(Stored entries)
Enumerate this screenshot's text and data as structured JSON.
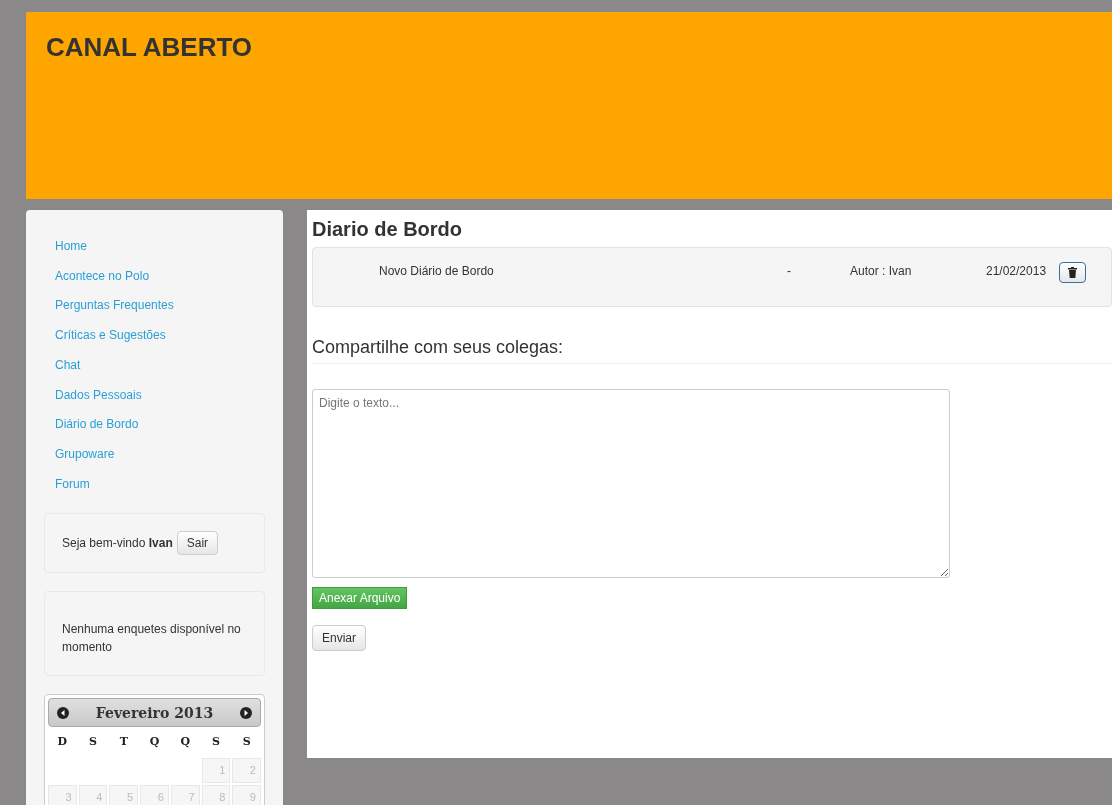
{
  "header": {
    "title": "CANAL ABERTO"
  },
  "sidebar": {
    "items": [
      {
        "label": "Home"
      },
      {
        "label": "Acontece no Polo"
      },
      {
        "label": "Perguntas Frequentes"
      },
      {
        "label": "Críticas e Sugestões"
      },
      {
        "label": "Chat"
      },
      {
        "label": "Dados Pessoais"
      },
      {
        "label": "Diário de Bordo"
      },
      {
        "label": "Grupoware"
      },
      {
        "label": "Forum"
      }
    ],
    "welcome": {
      "text": "Seja bem-vindo",
      "user": "Ivan",
      "button": "Sair"
    },
    "poll": {
      "text": "Nenhuma enquetes disponível no momento"
    },
    "calendar": {
      "month": "Fevereiro 2013",
      "weekdays": [
        "D",
        "S",
        "T",
        "Q",
        "Q",
        "S",
        "S"
      ],
      "weeks": [
        {
          "kind": "first",
          "days": [
            "1",
            "2"
          ]
        },
        {
          "kind": "full",
          "days": [
            "3",
            "4",
            "5",
            "6",
            "7",
            "8",
            "9"
          ]
        }
      ]
    }
  },
  "main": {
    "title": "Diario de Bordo",
    "entries": [
      {
        "title": "Novo Diário de Bordo",
        "separator": "-",
        "author": "Autor : Ivan",
        "date": "21/02/2013"
      }
    ],
    "share_heading": "Compartilhe com seus colegas:",
    "textarea": {
      "placeholder": "Digite o texto..."
    },
    "attach_button": "Anexar Arquivo",
    "send_button": "Enviar"
  }
}
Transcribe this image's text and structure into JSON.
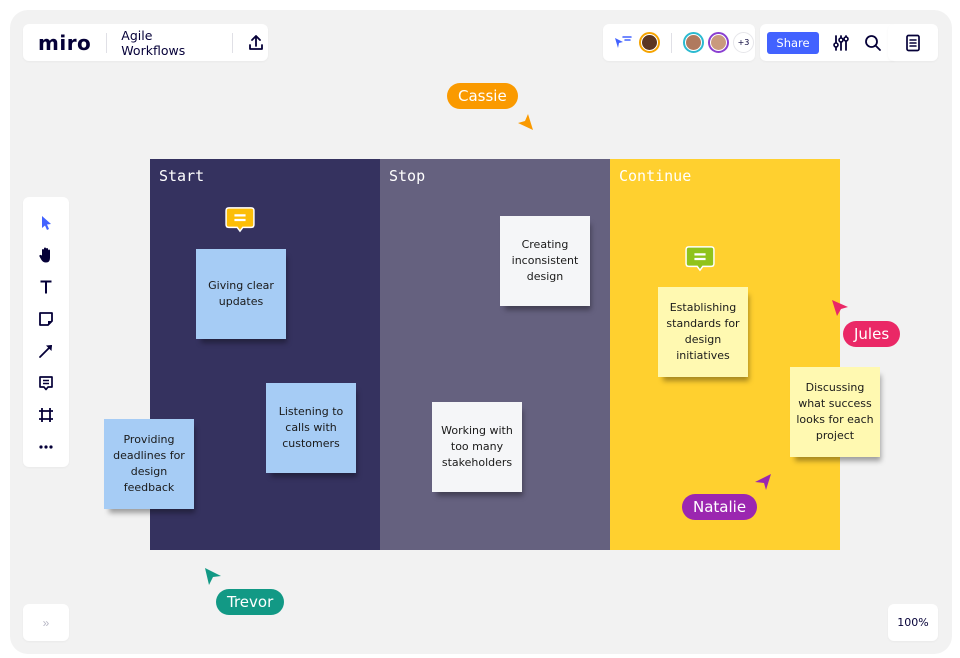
{
  "app": {
    "logo": "miro",
    "board_title": "Agile Workflows"
  },
  "icons": {
    "upload": "upload-icon",
    "follow": "cursor-follow-icon",
    "settings": "sliders-icon",
    "search": "search-icon",
    "notes": "document-icon"
  },
  "collaborators": {
    "avatars": [
      {
        "name": "collaborator-1",
        "ring_color": "#f5a300",
        "face_color": "#5a3522"
      },
      {
        "name": "collaborator-2",
        "ring_color": "#2bbad0",
        "face_color": "#b07a5e"
      },
      {
        "name": "collaborator-3",
        "ring_color": "#8a3fd1",
        "face_color": "#c99a7e"
      }
    ],
    "more_count": "+3"
  },
  "toolbar": {
    "share_label": "Share",
    "tools": [
      "select",
      "hand",
      "text",
      "sticky-note",
      "arrow",
      "comment",
      "frame",
      "more"
    ]
  },
  "bottom": {
    "expand_label": "»",
    "zoom_level": "100%"
  },
  "board": {
    "columns": [
      {
        "title": "Start",
        "color": "#35325f"
      },
      {
        "title": "Stop",
        "color": "#65617f"
      },
      {
        "title": "Continue",
        "color": "#ffd02f"
      }
    ],
    "stickies": {
      "start": [
        "Giving clear updates",
        "Listening to calls with customers",
        "Providing deadlines for design feedback"
      ],
      "stop": [
        "Creating inconsistent design",
        "Working with too many stakeholders"
      ],
      "continue": [
        "Establishing standards for design initiatives",
        "Discussing what success looks for each project"
      ]
    },
    "comment_colors": {
      "start": "#fcbe07",
      "continue": "#8fc31b"
    }
  },
  "cursors": [
    {
      "name": "Cassie",
      "color": "#fa9a00"
    },
    {
      "name": "Jules",
      "color": "#ea2866"
    },
    {
      "name": "Natalie",
      "color": "#9b27b0"
    },
    {
      "name": "Trevor",
      "color": "#129985"
    }
  ]
}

• _GIVEN REQUEST_
Copy out each line in the preceding records that contains "with".

• _RESPONSE FOR THIS EXERCISE_
        "Listening to calls with customers",
        "Working with too many stakeholders"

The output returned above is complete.